Copy out the data exactly, leaving the pictures behind.

----------------

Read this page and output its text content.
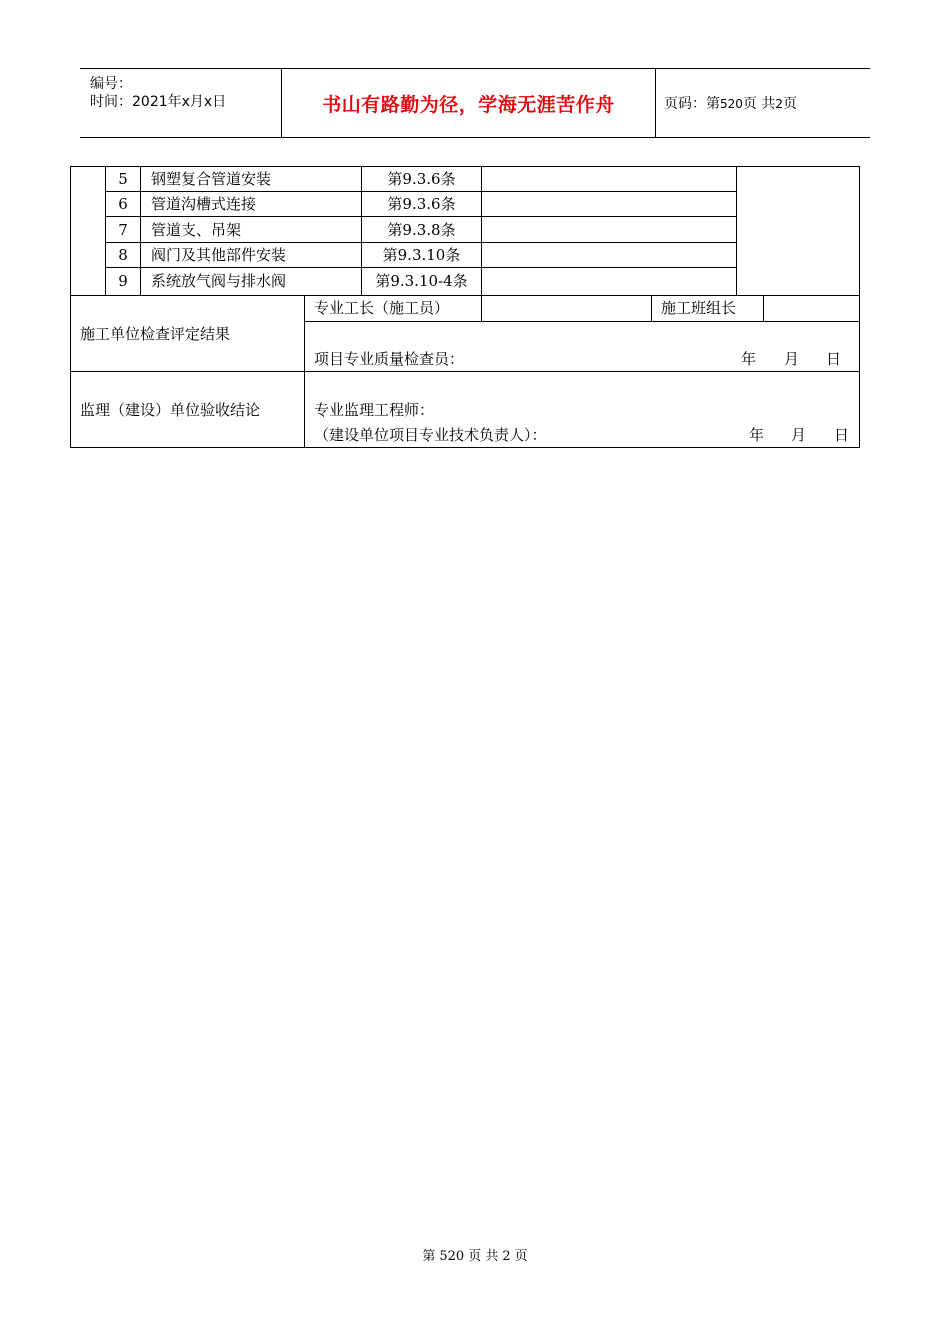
编号：
时间：2021年x月x日	书山有路勤为径，学海无涯苦作舟	页码：第520页 共2页
5	钢塑复合管道安装	第9.3.6条
6	管道沟槽式连接	第9.3.6条
7	管道支、吊架	第9.3.8条
8	阀门及其他部件安装	第9.3.10条
9	系统放气阀与排水阀	第9.3.10-4条
施工单位检查评定结果
专业工长（施工员）	施工班组长
项目专业质量检查员：	年 月 日
监理（建设）单位验收结论	专业监理工程师：
（建设单位项目专业技术负责人）：	年 月 日
第 520 页 共 2 页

----------------

→ TASK RESULT
Read this page and output its text content.
编号：
时间：2021年x月x日	书山有路勤为径，学海无涯苦作舟	页码：第520页 共2页
5	钢塑复合管道安装	第9.3.6条
6	管道沟槽式连接	第9.3.6条
7	管道支、吊架	第9.3.8条
8	阀门及其他部件安装	第9.3.10条
9	系统放气阀与排水阀	第9.3.10-4条
施工单位检查评定结果
专业工长（施工员）	施工班组长
项目专业质量检查员：	年 月 日
监理（建设）单位验收结论	专业监理工程师：
（建设单位项目专业技术负责人）：	年 月 日
第 520 页 共 2 页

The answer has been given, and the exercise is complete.